_Exercise objective_
Go through the entries below and print each one exactly, leaving out pictures.

_Input rows_
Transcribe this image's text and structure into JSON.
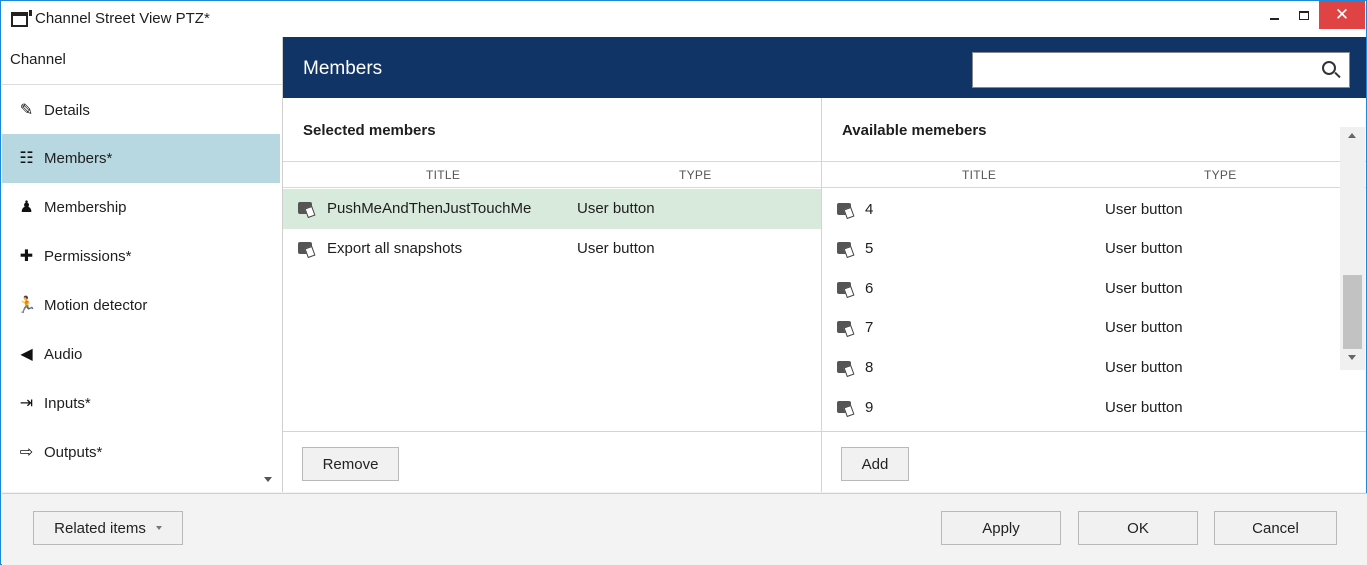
{
  "window": {
    "title": "Channel Street View PTZ*",
    "close_glyph": "✕"
  },
  "nav": {
    "header": "Channel",
    "items": [
      {
        "label": "Details",
        "icon": "pencil-icon",
        "glyph": "✎"
      },
      {
        "label": "Members*",
        "icon": "members-icon",
        "glyph": "☷"
      },
      {
        "label": "Membership",
        "icon": "membership-icon",
        "glyph": "♟"
      },
      {
        "label": "Permissions*",
        "icon": "permissions-icon",
        "glyph": "✚"
      },
      {
        "label": "Motion detector",
        "icon": "running-icon",
        "glyph": "🏃"
      },
      {
        "label": "Audio",
        "icon": "speaker-icon",
        "glyph": "◀"
      },
      {
        "label": "Inputs*",
        "icon": "input-icon",
        "glyph": "⇥"
      },
      {
        "label": "Outputs*",
        "icon": "output-icon",
        "glyph": "⇨"
      }
    ],
    "active_index": 1
  },
  "main": {
    "title": "Members",
    "search": {
      "value": "",
      "placeholder": ""
    }
  },
  "selected_members": {
    "title": "Selected members",
    "columns": [
      "TITLE",
      "TYPE"
    ],
    "rows": [
      {
        "title": "PushMeAndThenJustTouchMe",
        "type": "User button",
        "selected": true
      },
      {
        "title": "Export all snapshots",
        "type": "User button",
        "selected": false
      }
    ],
    "remove_label": "Remove"
  },
  "available_members": {
    "title": "Available memebers",
    "columns": [
      "TITLE",
      "TYPE"
    ],
    "rows": [
      {
        "title": "4",
        "type": "User button"
      },
      {
        "title": "5",
        "type": "User button"
      },
      {
        "title": "6",
        "type": "User button"
      },
      {
        "title": "7",
        "type": "User button"
      },
      {
        "title": "8",
        "type": "User button"
      },
      {
        "title": "9",
        "type": "User button"
      }
    ],
    "add_label": "Add"
  },
  "footer": {
    "related_label": "Related items",
    "apply_label": "Apply",
    "ok_label": "OK",
    "cancel_label": "Cancel"
  },
  "colors": {
    "header_bg": "#0f3465",
    "active_nav": "#b7d8e0",
    "selected_row": "#d8eadb",
    "close_button": "#e04343"
  }
}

_Answer to this exercise_
Transcribe this image's text and structure into JSON.
{
  "window": {
    "title": "Channel Street View PTZ*",
    "close_glyph": "✕"
  },
  "nav": {
    "header": "Channel",
    "items": [
      {
        "label": "Details",
        "icon": "pencil-icon",
        "glyph": "✎"
      },
      {
        "label": "Members*",
        "icon": "members-icon",
        "glyph": "☷"
      },
      {
        "label": "Membership",
        "icon": "membership-icon",
        "glyph": "♟"
      },
      {
        "label": "Permissions*",
        "icon": "permissions-icon",
        "glyph": "✚"
      },
      {
        "label": "Motion detector",
        "icon": "running-icon",
        "glyph": "🏃"
      },
      {
        "label": "Audio",
        "icon": "speaker-icon",
        "glyph": "◀"
      },
      {
        "label": "Inputs*",
        "icon": "input-icon",
        "glyph": "⇥"
      },
      {
        "label": "Outputs*",
        "icon": "output-icon",
        "glyph": "⇨"
      }
    ],
    "active_index": 1
  },
  "main": {
    "title": "Members",
    "search": {
      "value": "",
      "placeholder": ""
    }
  },
  "selected_members": {
    "title": "Selected members",
    "columns": [
      "TITLE",
      "TYPE"
    ],
    "rows": [
      {
        "title": "PushMeAndThenJustTouchMe",
        "type": "User button",
        "selected": true
      },
      {
        "title": "Export all snapshots",
        "type": "User button",
        "selected": false
      }
    ],
    "remove_label": "Remove"
  },
  "available_members": {
    "title": "Available memebers",
    "columns": [
      "TITLE",
      "TYPE"
    ],
    "rows": [
      {
        "title": "4",
        "type": "User button"
      },
      {
        "title": "5",
        "type": "User button"
      },
      {
        "title": "6",
        "type": "User button"
      },
      {
        "title": "7",
        "type": "User button"
      },
      {
        "title": "8",
        "type": "User button"
      },
      {
        "title": "9",
        "type": "User button"
      }
    ],
    "add_label": "Add"
  },
  "footer": {
    "related_label": "Related items",
    "apply_label": "Apply",
    "ok_label": "OK",
    "cancel_label": "Cancel"
  },
  "colors": {
    "header_bg": "#0f3465",
    "active_nav": "#b7d8e0",
    "selected_row": "#d8eadb",
    "close_button": "#e04343"
  }
}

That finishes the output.